EXCERPTED TEXT:
--------

What does haystack do at the end of an update? The output suggests it's completed the requested update in the batches specified, but then something else must happen which fails.

Also we use AWS for the ES backend & they don't support changing the max_result_window on an index from what I've read.

@marksweb
Copy link
Contributor

Just to add to the info on this, I'm looking at an error logged by sentry and it looks like it's only actually looking at a small section of search results, but I may be mistaken.

So the error is the familiar;

TransportError(500, 'search_phase_execution_exception', 'Result window is too large, from + size must be less than or equal to: [10000] but was [17684]. See the scroll api for a more efficient way to request large data sets. This limit can be set by changing the [index.max_result_window] index level parameter.')

Which comes from this search;
https://github.com/django-haystack/django-haystack/blob/v2.6.1/haystack/backends/elasticsearch_backend.py#L521

search_kwargs for which are (taken more or less straight from sentry);

{
    'from': 17675, 
    'query': {
        'filtered': {
            'filter': {"terms":{"django_ct":["results.result"]}}, 
            'query': {
                "query_string": {
                        "analyze_wildcard":"True",
                        "auto_generate_phrase_queries":"True",
                        "default_field":"'text'",
                        "default_operator":"'AND'",
                        "fuzzy_max_expansions":"50",
                        "fuzzy_min_sim":"0.5",
                        "query":"'(NOT (position:([* TO \"0\"]) AND enabled:(Y) AND slug:(\"the\\-slug\")'"
                }
            }
        }
    }
}

The kwargs passed to search also make it look as though size should be included in the above search_kwargs.

{
    'end_offset': 17684, 
    'models': [
        <class 'results.models.result.Result'>
    ], 
    'result_class': <class 'haystack.models.SearchResult'>, 
    'sort_by': [
        [
            'name', 
            'asc'
        ]
    ], 
    'start_offset': 17675
}

@marksweb
Copy link
Contributor

marksweb commented Apr 23, 2020

So I've got a an index with 3.1 million objects from a model. Recently about 1,200 objects were removed directly from the database, so skipped signals to remove from the index :(

I'm running ES in AWS so there is no access to configuration variables so I can't change index.max_result_window.

Running update_index myapp.MyModel --remove doesn't seem to remove stale objects because of this error happening after the updating;

  indexed 3150001 - 3155000 of 3188192 (worker PID: 2610).
  indexed 3155001 - 3160000 of 3188192 (worker PID: 2610).
  indexed 3160001 - 3165000 of 3188192 (worker PID: 2610).
  indexed 3165001 - 3170000 of 3188192 (worker PID: 2610).

--------

MATERIAL PROVIDED:
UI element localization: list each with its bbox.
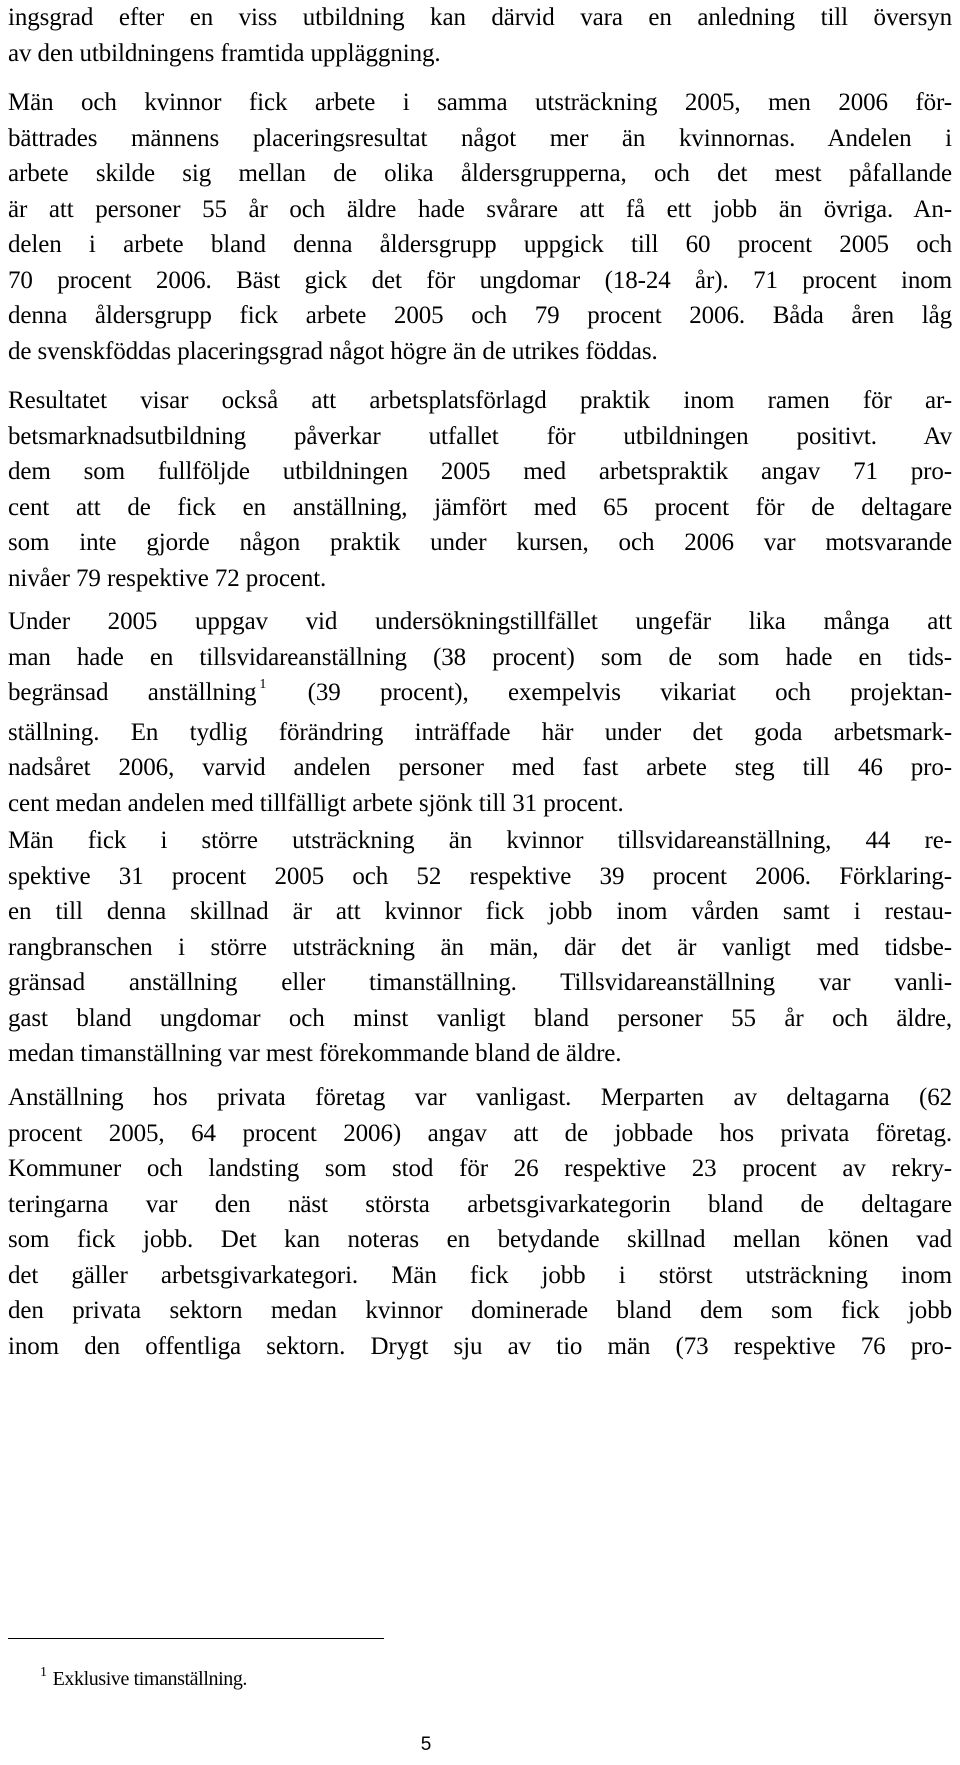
paragraph-2 (8, 85, 952, 369)
text-line: teringarna var den näst största arbetsgivarkategorin bland de deltagare (8, 1190, 952, 1218)
text-line: Resultatet visar också att arbetsplatsförlagd praktik inom ramen för ar- (8, 387, 952, 414)
text-line: de svenskföddas placeringsgrad något högre än de utrikes föddas. (8, 337, 658, 365)
text-line: arbete skilde sig mellan de olika åldersgrupperna, och det mest påfallande (8, 160, 952, 187)
text-line: betsmarknadsutbildning påverkar utfallet för utbildningen positivt. Av (8, 422, 952, 450)
text-line: gast bland ungdomar och minst vanligt bland personer 55 år och äldre, (8, 1004, 952, 1032)
text-line: ingsgrad efter en viss utbildning kan därvid vara en anledning till översyn (8, 4, 952, 31)
footnote-divider (8, 1638, 384, 1639)
footnote-reference: 1 (259, 677, 267, 692)
text-line: cent medan andelen med tillfälligt arbete sjönk till 31 procent. (8, 789, 624, 817)
footnote-marker: 1 (40, 1665, 47, 1680)
text-line: som inte gjorde någon praktik under kursen, och 2006 var motsvarande (8, 529, 952, 556)
text-line: spektive 31 procent 2005 och 52 respektive 39 procent 2006. Förklaring- (8, 862, 952, 890)
text-line: Män och kvinnor fick arbete i samma utsträckning 2005, men 2006 för- (8, 89, 952, 116)
text-line: nivåer 79 respektive 72 procent. (8, 564, 327, 592)
paragraph-4 (8, 604, 952, 821)
footnote-text: Exklusive timanställning. (52, 1668, 248, 1690)
text-line-with-footnote (8, 675, 952, 715)
text-line: cent att de fick en anställning, jämfört med 65 procent för de deltagare (8, 493, 952, 521)
text-line: av den utbildningens framtida uppläggning. (8, 39, 441, 67)
text-line: Anställning hos privata företag var vanligast. Merparten av deltagarna (62 (8, 1084, 952, 1111)
text-line: ställning. En tydlig förändring inträffade här under det goda arbetsmark- (8, 718, 952, 746)
text-line: nadsåret 2006, varvid andelen personer med fast arbete steg till 46 pro- (8, 754, 952, 781)
text-line: denna åldersgrupp fick arbete 2005 och 79 procent 2006. Båda åren låg (8, 302, 952, 329)
text-segment: begränsad anställning (8, 679, 257, 706)
text-line: inom den offentliga sektorn. Drygt sju av tio män (73 respektive 76 pro- (8, 1332, 952, 1360)
text-line: procent 2005, 64 procent 2006) angav att de jobbade hos privata företag. (8, 1119, 952, 1147)
text-line: är att personer 55 år och äldre hade svårare att få ett jobb än övriga. An- (8, 195, 952, 223)
text-line: bättrades männens placeringsresultat något mer än kvinnornas. Andelen i (8, 124, 952, 152)
text-line: Män fick i större utsträckning än kvinnor tillsvidareanställning, 44 re- (8, 827, 952, 854)
text-line: 70 procent 2006. Bäst gick det för ungdomar (18-24 år). 71 procent inom (8, 266, 952, 294)
text-line: Kommuner och landsting som stod för 26 respektive 23 procent av rekry- (8, 1155, 952, 1182)
text-line: det gäller arbetsgivarkategori. Män fick jobb i störst utsträckning inom (8, 1261, 952, 1289)
text-segment: (39 procent), exempelvis vikariat och projektan- (307, 679, 953, 706)
text-line: dem som fullföljde utbildningen 2005 med arbetspraktik angav 71 pro- (8, 458, 952, 485)
text-line: rangbranschen i större utsträckning än män, där det är vanligt med tidsbe- (8, 933, 952, 961)
paragraph-1 (8, 0, 952, 71)
paragraph-3 (8, 383, 952, 596)
text-line: en till denna skillnad är att kvinnor fick jobb inom vården samt i restau- (8, 898, 952, 925)
text-line: som fick jobb. Det kan noteras en betydande skillnad mellan könen vad (8, 1226, 952, 1253)
paragraph-6 (8, 1080, 952, 1364)
text-line: gränsad anställning eller timanställning. Tillsvidareanställning var vanli- (8, 969, 952, 996)
text-line: delen i arbete bland denna åldersgrupp uppgick till 60 procent 2005 och (8, 231, 952, 258)
page-number: 5 (420, 1734, 432, 1755)
paragraph-5 (8, 823, 952, 1072)
text-line: medan timanställning var mest förekommande bland de äldre. (8, 1040, 622, 1067)
footnote (40, 1666, 247, 1695)
text-line: den privata sektorn medan kvinnor dominerade bland dem som fick jobb (8, 1297, 952, 1324)
text-line: man hade en tillsvidareanställning (38 procent) som de som hade en tids- (8, 643, 952, 671)
text-line: Under 2005 uppgav vid undersökningstillfället ungefär lika många att (8, 608, 952, 635)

--------

TASKS:
1. Reproduce the django-haystack thread from "I'm running ES" up to and including "3170000 of 3188192 (worker PID: 2610).".
2. Write what comes next in the django-haystack thread, picking up after its final line.
The data placed after the django-haystack thread is separate material.

EXPECTED OUTPUTS:
1.
I'm running ES in AWS so there is no access to configuration variables so I can't change index.max_result_window.

Running update_index myapp.MyModel --remove doesn't seem to remove stale objects because of this error happening after the updating;

  indexed 3150001 - 3155000 of 3188192 (worker PID: 2610).
  indexed 3155001 - 3160000 of 3188192 (worker PID: 2610).
  indexed 3160001 - 3165000 of 3188192 (worker PID: 2610).
  indexed 3165001 - 3170000 of 3188192 (worker PID: 2610).

2.
  indexed 3170001 - 3175000 of 3188192 (worker PID: 2610).
  indexed 3175001 - 3180000 of 3188192 (worker PID: 2610).
  indexed 3180001 - 3185000 of 3188192 (worker PID: 2610).
  indexed 3185001 - 3188192 of 3188192 (worker PID: 2610).
Failed to query Elasticsearch using '*:*': TransportError(500, u'search_phase_execution_exception', u'Result window is too large, from + size must be less than or equal to: [10000] but was [15000]. See the scroll api for a more efficient way to request large data sets. This limit can be set by changing the [index.max_result_window] index level parameter.')
Traceback (most recent call last):
  File "/usr/local/lib/python2.7/site-packages/haystack/backends/elasticsearch_backend.py", line 524, in search
    _source=True)
  File "/usr/local/lib/python2.7/site-packages/elasticsearch/client/utils.py", line 69, in _wrapped
    return func(*args, params=params, **kwargs)
  File "/usr/local/lib/python2.7/site-packages/elasticsearch/client/__init__.py", line 539, in search
    doc_type, '_search'), params=params, body=body)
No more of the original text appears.